Exercise directions => Retype each record below word for word. Leave the pictures out.

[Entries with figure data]
[start]
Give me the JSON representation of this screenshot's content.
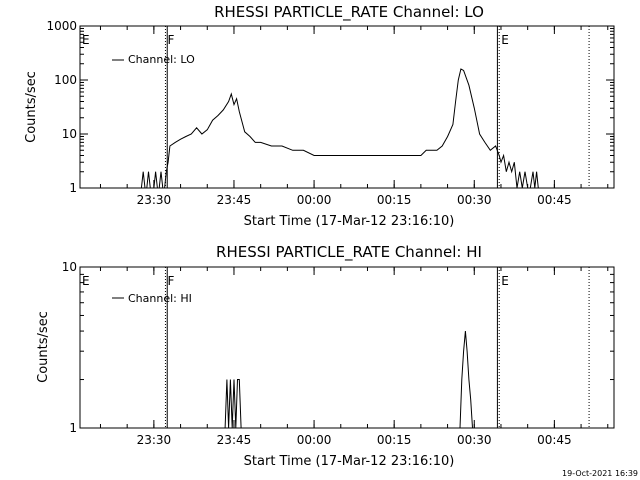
{
  "footer": {
    "timestamp": "19-Oct-2021 16:39"
  },
  "chart_data": [
    {
      "type": "line",
      "title": "RHESSI PARTICLE_RATE Channel: LO",
      "xlabel": "Start Time (17-Mar-12 23:16:10)",
      "ylabel": "Counts/sec",
      "yscale": "log",
      "xlim": [
        "23:16:10",
        "00:56:10"
      ],
      "ylim": [
        1,
        1000
      ],
      "x_ticks": [
        "23:30",
        "23:45",
        "00:00",
        "00:15",
        "00:30",
        "00:45"
      ],
      "y_ticks": [
        "1",
        "10",
        "100",
        "1000"
      ],
      "legend": {
        "placement": "top-left",
        "entries": [
          "Channel: LO"
        ]
      },
      "event_markers": [
        {
          "label": "E",
          "time": "23:16:10",
          "style": "none"
        },
        {
          "label": "F",
          "time": "23:32:10",
          "style": "dotted"
        },
        {
          "label": "",
          "time": "23:32:30",
          "style": "solid"
        },
        {
          "label": "",
          "time": "00:34:20",
          "style": "solid"
        },
        {
          "label": "E",
          "time": "00:34:40",
          "style": "dotted"
        },
        {
          "label": "",
          "time": "00:51:30",
          "style": "dotted"
        }
      ],
      "series": [
        {
          "name": "Channel: LO",
          "x": [
            "23:27:40",
            "23:28:00",
            "23:28:20",
            "23:28:40",
            "23:29:00",
            "23:29:20",
            "23:29:40",
            "23:30:00",
            "23:30:20",
            "23:30:40",
            "23:31:00",
            "23:31:20",
            "23:31:40",
            "23:32:00",
            "23:32:20",
            "23:32:40",
            "23:33:00",
            "23:34:00",
            "23:35:00",
            "23:36:00",
            "23:37:00",
            "23:38:00",
            "23:39:00",
            "23:40:00",
            "23:41:00",
            "23:42:00",
            "23:43:00",
            "23:44:00",
            "23:44:30",
            "23:45:00",
            "23:45:30",
            "23:46:00",
            "23:47:00",
            "23:48:00",
            "23:49:00",
            "23:50:00",
            "23:52:00",
            "23:54:00",
            "23:56:00",
            "23:58:00",
            "00:00:00",
            "00:02:00",
            "00:04:00",
            "00:06:00",
            "00:08:00",
            "00:10:00",
            "00:12:00",
            "00:14:00",
            "00:16:00",
            "00:18:00",
            "00:20:00",
            "00:21:00",
            "00:22:00",
            "00:23:00",
            "00:24:00",
            "00:25:00",
            "00:26:00",
            "00:26:30",
            "00:27:00",
            "00:27:30",
            "00:28:00",
            "00:29:00",
            "00:30:00",
            "00:31:00",
            "00:32:00",
            "00:33:00",
            "00:34:00",
            "00:34:40",
            "00:35:00",
            "00:35:30",
            "00:36:00",
            "00:36:30",
            "00:37:00",
            "00:37:30",
            "00:38:00",
            "00:38:30",
            "00:39:00",
            "00:39:30",
            "00:40:00",
            "00:40:30",
            "00:41:00",
            "00:41:20",
            "00:41:40",
            "00:42:00"
          ],
          "y": [
            1,
            2,
            1,
            1,
            2,
            1,
            1,
            1,
            2,
            1,
            1,
            2,
            1,
            1,
            2,
            3,
            6,
            7,
            8,
            9,
            10,
            13,
            10,
            12,
            18,
            22,
            28,
            40,
            55,
            35,
            45,
            26,
            11,
            9,
            7,
            7,
            6,
            6,
            5,
            5,
            4,
            4,
            4,
            4,
            4,
            4,
            4,
            4,
            4,
            4,
            4,
            5,
            5,
            5,
            6,
            9,
            15,
            40,
            100,
            160,
            150,
            80,
            30,
            10,
            7,
            5,
            6,
            4,
            3,
            4,
            2,
            3,
            2,
            3,
            1,
            2,
            1,
            2,
            1,
            1,
            2,
            1,
            2,
            1
          ]
        }
      ]
    },
    {
      "type": "line",
      "title": "RHESSI PARTICLE_RATE Channel: HI",
      "xlabel": "Start Time (17-Mar-12 23:16:10)",
      "ylabel": "Counts/sec",
      "yscale": "log",
      "xlim": [
        "23:16:10",
        "00:56:10"
      ],
      "ylim": [
        1,
        10
      ],
      "x_ticks": [
        "23:30",
        "23:45",
        "00:00",
        "00:15",
        "00:30",
        "00:45"
      ],
      "y_ticks": [
        "1",
        "10"
      ],
      "legend": {
        "placement": "top-left",
        "entries": [
          "Channel: HI"
        ]
      },
      "event_markers": [
        {
          "label": "E",
          "time": "23:16:10",
          "style": "none"
        },
        {
          "label": "F",
          "time": "23:32:10",
          "style": "dotted"
        },
        {
          "label": "",
          "time": "23:32:30",
          "style": "solid"
        },
        {
          "label": "",
          "time": "00:34:20",
          "style": "solid"
        },
        {
          "label": "E",
          "time": "00:34:40",
          "style": "dotted"
        },
        {
          "label": "",
          "time": "00:51:30",
          "style": "dotted"
        }
      ],
      "series": [
        {
          "name": "Channel: HI",
          "x": [
            "23:43:20",
            "23:43:40",
            "23:44:00",
            "23:44:20",
            "23:44:40",
            "23:45:00",
            "23:45:20",
            "23:45:40",
            "23:46:00",
            "23:46:20",
            "00:27:20",
            "00:27:40",
            "00:28:00",
            "00:28:20",
            "00:28:40",
            "00:29:00",
            "00:29:20",
            "00:29:40"
          ],
          "y": [
            1,
            2,
            1,
            2,
            1,
            2,
            1,
            2,
            2,
            1,
            1,
            2,
            3,
            4,
            3,
            2,
            1.5,
            1
          ]
        }
      ]
    }
  ]
}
[end]
Reply =>
Give me the JSON representation of this screenshot's content.
{
  "footer": {
    "timestamp": "19-Oct-2021 16:39"
  },
  "chart_data": [
    {
      "type": "line",
      "title": "RHESSI PARTICLE_RATE Channel: LO",
      "xlabel": "Start Time (17-Mar-12 23:16:10)",
      "ylabel": "Counts/sec",
      "yscale": "log",
      "xlim": [
        "23:16:10",
        "00:56:10"
      ],
      "ylim": [
        1,
        1000
      ],
      "x_ticks": [
        "23:30",
        "23:45",
        "00:00",
        "00:15",
        "00:30",
        "00:45"
      ],
      "y_ticks": [
        "1",
        "10",
        "100",
        "1000"
      ],
      "legend": {
        "placement": "top-left",
        "entries": [
          "Channel: LO"
        ]
      },
      "event_markers": [
        {
          "label": "E",
          "time": "23:16:10",
          "style": "none"
        },
        {
          "label": "F",
          "time": "23:32:10",
          "style": "dotted"
        },
        {
          "label": "",
          "time": "23:32:30",
          "style": "solid"
        },
        {
          "label": "",
          "time": "00:34:20",
          "style": "solid"
        },
        {
          "label": "E",
          "time": "00:34:40",
          "style": "dotted"
        },
        {
          "label": "",
          "time": "00:51:30",
          "style": "dotted"
        }
      ],
      "series": [
        {
          "name": "Channel: LO",
          "x": [
            "23:27:40",
            "23:28:00",
            "23:28:20",
            "23:28:40",
            "23:29:00",
            "23:29:20",
            "23:29:40",
            "23:30:00",
            "23:30:20",
            "23:30:40",
            "23:31:00",
            "23:31:20",
            "23:31:40",
            "23:32:00",
            "23:32:20",
            "23:32:40",
            "23:33:00",
            "23:34:00",
            "23:35:00",
            "23:36:00",
            "23:37:00",
            "23:38:00",
            "23:39:00",
            "23:40:00",
            "23:41:00",
            "23:42:00",
            "23:43:00",
            "23:44:00",
            "23:44:30",
            "23:45:00",
            "23:45:30",
            "23:46:00",
            "23:47:00",
            "23:48:00",
            "23:49:00",
            "23:50:00",
            "23:52:00",
            "23:54:00",
            "23:56:00",
            "23:58:00",
            "00:00:00",
            "00:02:00",
            "00:04:00",
            "00:06:00",
            "00:08:00",
            "00:10:00",
            "00:12:00",
            "00:14:00",
            "00:16:00",
            "00:18:00",
            "00:20:00",
            "00:21:00",
            "00:22:00",
            "00:23:00",
            "00:24:00",
            "00:25:00",
            "00:26:00",
            "00:26:30",
            "00:27:00",
            "00:27:30",
            "00:28:00",
            "00:29:00",
            "00:30:00",
            "00:31:00",
            "00:32:00",
            "00:33:00",
            "00:34:00",
            "00:34:40",
            "00:35:00",
            "00:35:30",
            "00:36:00",
            "00:36:30",
            "00:37:00",
            "00:37:30",
            "00:38:00",
            "00:38:30",
            "00:39:00",
            "00:39:30",
            "00:40:00",
            "00:40:30",
            "00:41:00",
            "00:41:20",
            "00:41:40",
            "00:42:00"
          ],
          "y": [
            1,
            2,
            1,
            1,
            2,
            1,
            1,
            1,
            2,
            1,
            1,
            2,
            1,
            1,
            2,
            3,
            6,
            7,
            8,
            9,
            10,
            13,
            10,
            12,
            18,
            22,
            28,
            40,
            55,
            35,
            45,
            26,
            11,
            9,
            7,
            7,
            6,
            6,
            5,
            5,
            4,
            4,
            4,
            4,
            4,
            4,
            4,
            4,
            4,
            4,
            4,
            5,
            5,
            5,
            6,
            9,
            15,
            40,
            100,
            160,
            150,
            80,
            30,
            10,
            7,
            5,
            6,
            4,
            3,
            4,
            2,
            3,
            2,
            3,
            1,
            2,
            1,
            2,
            1,
            1,
            2,
            1,
            2,
            1
          ]
        }
      ]
    },
    {
      "type": "line",
      "title": "RHESSI PARTICLE_RATE Channel: HI",
      "xlabel": "Start Time (17-Mar-12 23:16:10)",
      "ylabel": "Counts/sec",
      "yscale": "log",
      "xlim": [
        "23:16:10",
        "00:56:10"
      ],
      "ylim": [
        1,
        10
      ],
      "x_ticks": [
        "23:30",
        "23:45",
        "00:00",
        "00:15",
        "00:30",
        "00:45"
      ],
      "y_ticks": [
        "1",
        "10"
      ],
      "legend": {
        "placement": "top-left",
        "entries": [
          "Channel: HI"
        ]
      },
      "event_markers": [
        {
          "label": "E",
          "time": "23:16:10",
          "style": "none"
        },
        {
          "label": "F",
          "time": "23:32:10",
          "style": "dotted"
        },
        {
          "label": "",
          "time": "23:32:30",
          "style": "solid"
        },
        {
          "label": "",
          "time": "00:34:20",
          "style": "solid"
        },
        {
          "label": "E",
          "time": "00:34:40",
          "style": "dotted"
        },
        {
          "label": "",
          "time": "00:51:30",
          "style": "dotted"
        }
      ],
      "series": [
        {
          "name": "Channel: HI",
          "x": [
            "23:43:20",
            "23:43:40",
            "23:44:00",
            "23:44:20",
            "23:44:40",
            "23:45:00",
            "23:45:20",
            "23:45:40",
            "23:46:00",
            "23:46:20",
            "00:27:20",
            "00:27:40",
            "00:28:00",
            "00:28:20",
            "00:28:40",
            "00:29:00",
            "00:29:20",
            "00:29:40"
          ],
          "y": [
            1,
            2,
            1,
            2,
            1,
            2,
            1,
            2,
            2,
            1,
            1,
            2,
            3,
            4,
            3,
            2,
            1.5,
            1
          ]
        }
      ]
    }
  ]
}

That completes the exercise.